*Required task*
Reproduce the records below exactly, leaving out any pictures.

*Data supplied*
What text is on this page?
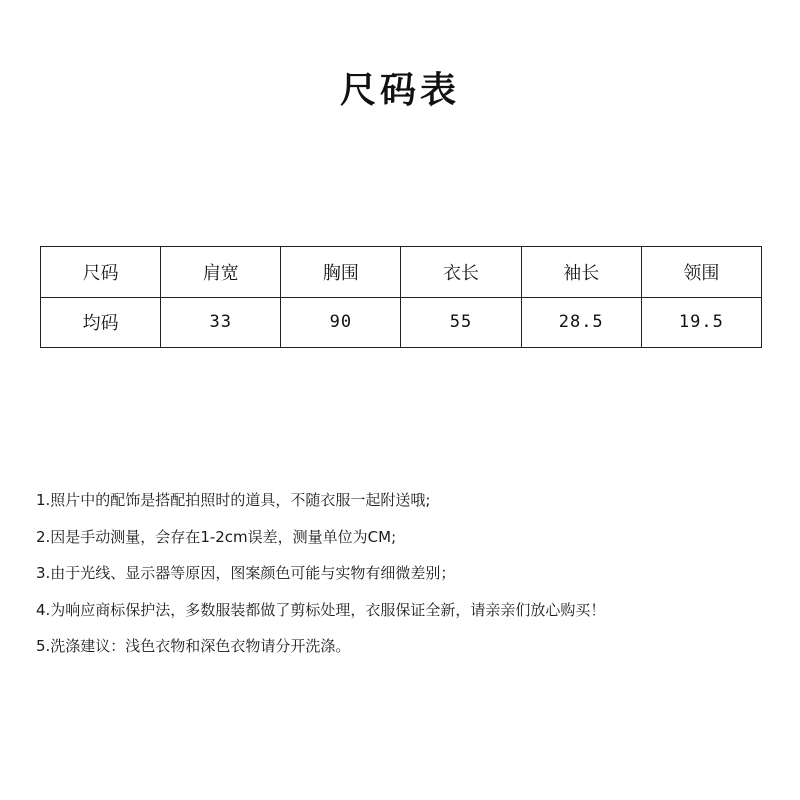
尺码表
尺码	肩宽	胸围	衣长	袖长	领围
均码	33	90	55	28.5	19.5
1.照片中的配饰是搭配拍照时的道具，不随衣服一起附送哦;
2.因是手动测量，会存在1-2cm误差，测量单位为CM;
3.由于光线、显示器等原因，图案颜色可能与实物有细微差别；
4.为响应商标保护法，多数服装都做了剪标处理，衣服保证全新，请亲亲们放心购买！
5.洗涤建议：浅色衣物和深色衣物请分开洗涤。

*In response*
What text is on this page?
尺码表
尺码	肩宽	胸围	衣长	袖长	领围
均码	33	90	55	28.5	19.5
1.照片中的配饰是搭配拍照时的道具，不随衣服一起附送哦;
2.因是手动测量，会存在1-2cm误差，测量单位为CM;
3.由于光线、显示器等原因，图案颜色可能与实物有细微差别；
4.为响应商标保护法，多数服装都做了剪标处理，衣服保证全新，请亲亲们放心购买！
5.洗涤建议：浅色衣物和深色衣物请分开洗涤。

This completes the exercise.